## Directive
Return all lines from the listing below in which the string "text" occurs.

## Input data
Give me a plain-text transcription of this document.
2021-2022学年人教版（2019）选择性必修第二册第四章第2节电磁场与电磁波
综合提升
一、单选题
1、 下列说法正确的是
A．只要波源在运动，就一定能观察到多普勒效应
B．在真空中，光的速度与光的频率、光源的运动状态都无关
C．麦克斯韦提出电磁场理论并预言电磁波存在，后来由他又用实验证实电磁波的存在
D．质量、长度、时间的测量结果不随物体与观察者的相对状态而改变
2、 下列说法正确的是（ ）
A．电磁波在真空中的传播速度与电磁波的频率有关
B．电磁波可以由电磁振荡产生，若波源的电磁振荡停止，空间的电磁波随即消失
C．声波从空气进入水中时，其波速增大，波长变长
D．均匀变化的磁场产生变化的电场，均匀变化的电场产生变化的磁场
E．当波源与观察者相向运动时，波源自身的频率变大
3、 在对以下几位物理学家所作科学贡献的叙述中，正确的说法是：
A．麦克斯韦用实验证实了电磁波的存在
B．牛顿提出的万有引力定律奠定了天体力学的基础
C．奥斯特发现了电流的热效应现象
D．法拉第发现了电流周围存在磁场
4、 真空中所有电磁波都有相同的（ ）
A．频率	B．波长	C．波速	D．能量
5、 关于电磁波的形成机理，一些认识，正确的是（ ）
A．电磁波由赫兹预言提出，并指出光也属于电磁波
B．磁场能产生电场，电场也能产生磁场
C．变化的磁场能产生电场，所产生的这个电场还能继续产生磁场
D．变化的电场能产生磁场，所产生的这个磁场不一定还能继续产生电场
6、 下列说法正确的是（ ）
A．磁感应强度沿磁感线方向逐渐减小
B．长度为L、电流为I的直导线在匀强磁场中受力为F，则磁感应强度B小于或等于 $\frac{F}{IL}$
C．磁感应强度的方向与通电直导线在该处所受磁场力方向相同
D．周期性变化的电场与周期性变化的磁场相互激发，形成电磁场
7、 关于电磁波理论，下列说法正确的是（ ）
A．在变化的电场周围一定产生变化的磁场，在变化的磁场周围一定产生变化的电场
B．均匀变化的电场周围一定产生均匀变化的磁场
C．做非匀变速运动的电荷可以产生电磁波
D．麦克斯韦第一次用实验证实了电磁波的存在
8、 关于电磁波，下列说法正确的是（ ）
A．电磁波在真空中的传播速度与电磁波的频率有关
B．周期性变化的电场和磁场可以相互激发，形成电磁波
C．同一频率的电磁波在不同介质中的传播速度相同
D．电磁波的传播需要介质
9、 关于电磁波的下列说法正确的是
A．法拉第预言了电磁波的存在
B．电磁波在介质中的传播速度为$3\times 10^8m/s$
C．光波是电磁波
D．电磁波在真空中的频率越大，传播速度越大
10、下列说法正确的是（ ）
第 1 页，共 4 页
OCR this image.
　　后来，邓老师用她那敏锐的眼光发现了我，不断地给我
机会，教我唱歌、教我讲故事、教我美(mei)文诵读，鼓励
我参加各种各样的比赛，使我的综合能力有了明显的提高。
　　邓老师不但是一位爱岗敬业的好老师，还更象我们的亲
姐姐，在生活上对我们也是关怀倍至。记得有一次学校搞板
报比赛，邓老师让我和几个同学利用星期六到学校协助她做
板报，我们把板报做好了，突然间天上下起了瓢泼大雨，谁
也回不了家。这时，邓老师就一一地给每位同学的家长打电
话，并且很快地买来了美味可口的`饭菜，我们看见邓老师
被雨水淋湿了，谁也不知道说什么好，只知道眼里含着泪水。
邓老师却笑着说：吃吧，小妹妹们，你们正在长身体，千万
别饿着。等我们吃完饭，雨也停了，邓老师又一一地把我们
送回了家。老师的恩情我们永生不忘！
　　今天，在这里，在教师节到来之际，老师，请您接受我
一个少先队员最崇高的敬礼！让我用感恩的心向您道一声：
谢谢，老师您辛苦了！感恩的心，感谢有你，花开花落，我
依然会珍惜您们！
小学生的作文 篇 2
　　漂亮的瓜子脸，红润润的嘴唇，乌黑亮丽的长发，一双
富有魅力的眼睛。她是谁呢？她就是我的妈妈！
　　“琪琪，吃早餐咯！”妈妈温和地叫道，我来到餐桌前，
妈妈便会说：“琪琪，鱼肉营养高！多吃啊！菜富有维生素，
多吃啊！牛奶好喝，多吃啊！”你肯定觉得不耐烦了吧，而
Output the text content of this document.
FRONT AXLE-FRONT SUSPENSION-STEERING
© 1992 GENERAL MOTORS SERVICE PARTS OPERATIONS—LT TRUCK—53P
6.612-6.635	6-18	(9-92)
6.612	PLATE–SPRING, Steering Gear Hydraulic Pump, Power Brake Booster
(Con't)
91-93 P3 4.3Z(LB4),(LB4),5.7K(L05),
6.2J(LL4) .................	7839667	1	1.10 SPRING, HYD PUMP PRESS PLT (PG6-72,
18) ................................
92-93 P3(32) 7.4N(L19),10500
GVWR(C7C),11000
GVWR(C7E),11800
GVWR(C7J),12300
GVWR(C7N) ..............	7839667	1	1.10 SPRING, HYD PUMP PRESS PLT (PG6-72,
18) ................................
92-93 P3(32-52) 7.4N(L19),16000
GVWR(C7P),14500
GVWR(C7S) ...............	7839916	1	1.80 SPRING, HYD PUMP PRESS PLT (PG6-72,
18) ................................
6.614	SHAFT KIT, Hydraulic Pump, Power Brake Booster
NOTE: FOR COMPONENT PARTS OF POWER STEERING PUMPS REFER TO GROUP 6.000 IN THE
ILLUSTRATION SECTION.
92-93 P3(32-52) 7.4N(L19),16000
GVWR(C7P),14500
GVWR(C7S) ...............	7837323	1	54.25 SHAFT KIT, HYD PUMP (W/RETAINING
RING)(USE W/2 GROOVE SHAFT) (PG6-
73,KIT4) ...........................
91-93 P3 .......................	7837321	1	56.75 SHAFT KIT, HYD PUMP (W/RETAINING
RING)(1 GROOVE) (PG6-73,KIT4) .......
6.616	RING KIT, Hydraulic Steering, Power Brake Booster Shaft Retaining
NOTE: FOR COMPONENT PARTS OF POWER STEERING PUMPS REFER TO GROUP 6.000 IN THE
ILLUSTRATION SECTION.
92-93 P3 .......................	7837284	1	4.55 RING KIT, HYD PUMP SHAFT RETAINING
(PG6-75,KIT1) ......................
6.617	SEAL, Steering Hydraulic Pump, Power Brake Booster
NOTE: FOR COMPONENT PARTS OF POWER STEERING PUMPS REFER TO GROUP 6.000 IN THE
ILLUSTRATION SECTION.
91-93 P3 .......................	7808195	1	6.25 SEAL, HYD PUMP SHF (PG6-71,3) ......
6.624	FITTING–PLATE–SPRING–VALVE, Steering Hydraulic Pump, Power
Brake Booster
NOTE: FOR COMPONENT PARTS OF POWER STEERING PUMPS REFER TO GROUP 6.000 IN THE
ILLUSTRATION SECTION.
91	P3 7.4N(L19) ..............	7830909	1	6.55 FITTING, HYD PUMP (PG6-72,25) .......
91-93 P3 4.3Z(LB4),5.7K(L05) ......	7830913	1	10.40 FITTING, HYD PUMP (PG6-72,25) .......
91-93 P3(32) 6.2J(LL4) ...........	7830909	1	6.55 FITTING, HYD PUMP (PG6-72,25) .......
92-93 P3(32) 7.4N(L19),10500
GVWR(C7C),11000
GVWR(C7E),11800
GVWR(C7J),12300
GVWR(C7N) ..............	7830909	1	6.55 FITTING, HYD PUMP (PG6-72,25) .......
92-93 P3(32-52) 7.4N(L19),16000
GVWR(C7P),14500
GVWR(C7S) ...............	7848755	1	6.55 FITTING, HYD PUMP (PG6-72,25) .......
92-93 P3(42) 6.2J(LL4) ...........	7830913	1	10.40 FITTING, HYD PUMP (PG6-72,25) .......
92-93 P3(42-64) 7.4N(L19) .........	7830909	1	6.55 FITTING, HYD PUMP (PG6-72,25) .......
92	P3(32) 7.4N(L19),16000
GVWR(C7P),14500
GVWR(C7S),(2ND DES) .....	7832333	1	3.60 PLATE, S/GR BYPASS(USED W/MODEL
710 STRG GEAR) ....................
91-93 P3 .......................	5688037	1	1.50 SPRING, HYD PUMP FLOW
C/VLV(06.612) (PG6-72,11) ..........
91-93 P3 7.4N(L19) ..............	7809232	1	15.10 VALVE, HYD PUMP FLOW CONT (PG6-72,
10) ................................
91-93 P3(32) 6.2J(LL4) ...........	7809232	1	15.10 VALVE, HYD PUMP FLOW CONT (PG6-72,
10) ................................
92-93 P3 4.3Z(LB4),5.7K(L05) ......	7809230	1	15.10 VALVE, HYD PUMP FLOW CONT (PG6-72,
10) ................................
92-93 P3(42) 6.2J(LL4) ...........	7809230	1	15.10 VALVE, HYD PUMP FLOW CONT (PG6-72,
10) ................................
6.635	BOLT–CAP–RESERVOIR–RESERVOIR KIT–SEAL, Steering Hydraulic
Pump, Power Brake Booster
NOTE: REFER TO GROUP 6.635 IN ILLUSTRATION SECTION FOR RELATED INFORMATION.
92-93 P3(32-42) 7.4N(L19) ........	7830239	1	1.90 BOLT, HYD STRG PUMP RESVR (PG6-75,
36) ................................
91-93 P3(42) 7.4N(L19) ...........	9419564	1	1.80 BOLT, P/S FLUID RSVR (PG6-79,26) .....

## Answer to this exercise
Give me a plain-text transcription of this document.
Output the text content of this document.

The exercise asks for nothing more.